→ AIM OF THE EXERCISE
All lines below must be repeated exactly, with the pictures omitted.

→ STORED RECORDS
+===+
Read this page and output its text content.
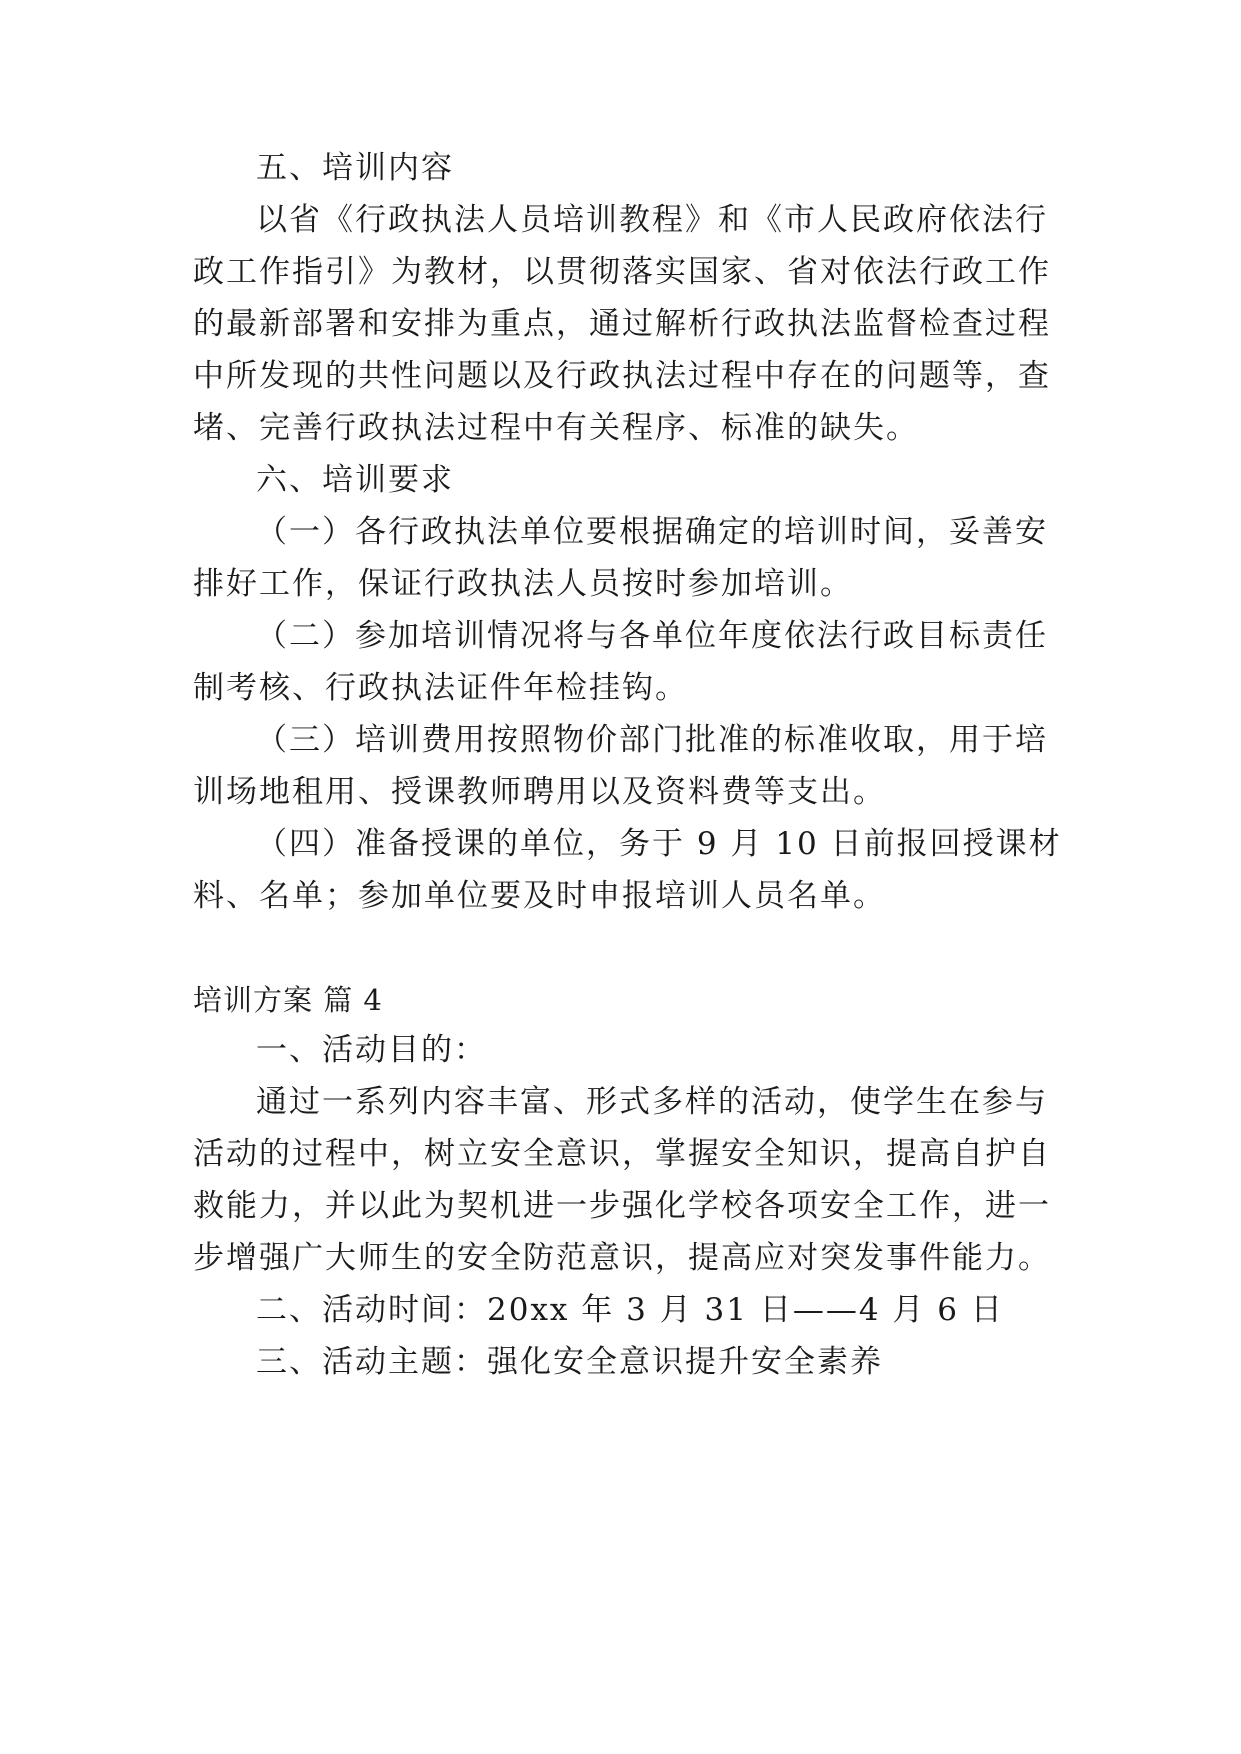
五、培训内容
以省《行政执法人员培训教程》和《市人民政府依法行
政工作指引》为教材，以贯彻落实国家、省对依法行政工作
的最新部署和安排为重点，通过解析行政执法监督检查过程
中所发现的共性问题以及行政执法过程中存在的问题等，查
堵、完善行政执法过程中有关程序、标准的缺失。
六、培训要求
（一）各行政执法单位要根据确定的培训时间，妥善安
排好工作，保证行政执法人员按时参加培训。
（二）参加培训情况将与各单位年度依法行政目标责任
制考核、行政执法证件年检挂钩。
（三）培训费用按照物价部门批准的标准收取，用于培
训场地租用、授课教师聘用以及资料费等支出。
（四）准备授课的单位，务于 9 月 10 日前报回授课材
料、名单；参加单位要及时申报培训人员名单。
培训方案 篇 4
一、活动目的：
通过一系列内容丰富、形式多样的活动，使学生在参与
活动的过程中，树立安全意识，掌握安全知识，提高自护自
救能力，并以此为契机进一步强化学校各项安全工作，进一
步增强广大师生的安全防范意识，提高应对突发事件能力。
二、活动时间：20xx 年 3 月 31 日——4 月 6 日
三、活动主题：强化安全意识提升安全素养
+===+
→ SOLUTION FOR THIS PROBLEM
Read this page and output its text content.
五、培训内容
以省《行政执法人员培训教程》和《市人民政府依法行
政工作指引》为教材，以贯彻落实国家、省对依法行政工作
的最新部署和安排为重点，通过解析行政执法监督检查过程
中所发现的共性问题以及行政执法过程中存在的问题等，查
堵、完善行政执法过程中有关程序、标准的缺失。
六、培训要求
（一）各行政执法单位要根据确定的培训时间，妥善安
排好工作，保证行政执法人员按时参加培训。
（二）参加培训情况将与各单位年度依法行政目标责任
制考核、行政执法证件年检挂钩。
（三）培训费用按照物价部门批准的标准收取，用于培
训场地租用、授课教师聘用以及资料费等支出。
（四）准备授课的单位，务于 9 月 10 日前报回授课材
料、名单；参加单位要及时申报培训人员名单。
培训方案 篇 4
一、活动目的：
通过一系列内容丰富、形式多样的活动，使学生在参与
活动的过程中，树立安全意识，掌握安全知识，提高自护自
救能力，并以此为契机进一步强化学校各项安全工作，进一
步增强广大师生的安全防范意识，提高应对突发事件能力。
二、活动时间：20xx 年 3 月 31 日——4 月 6 日
三、活动主题：强化安全意识提升安全素养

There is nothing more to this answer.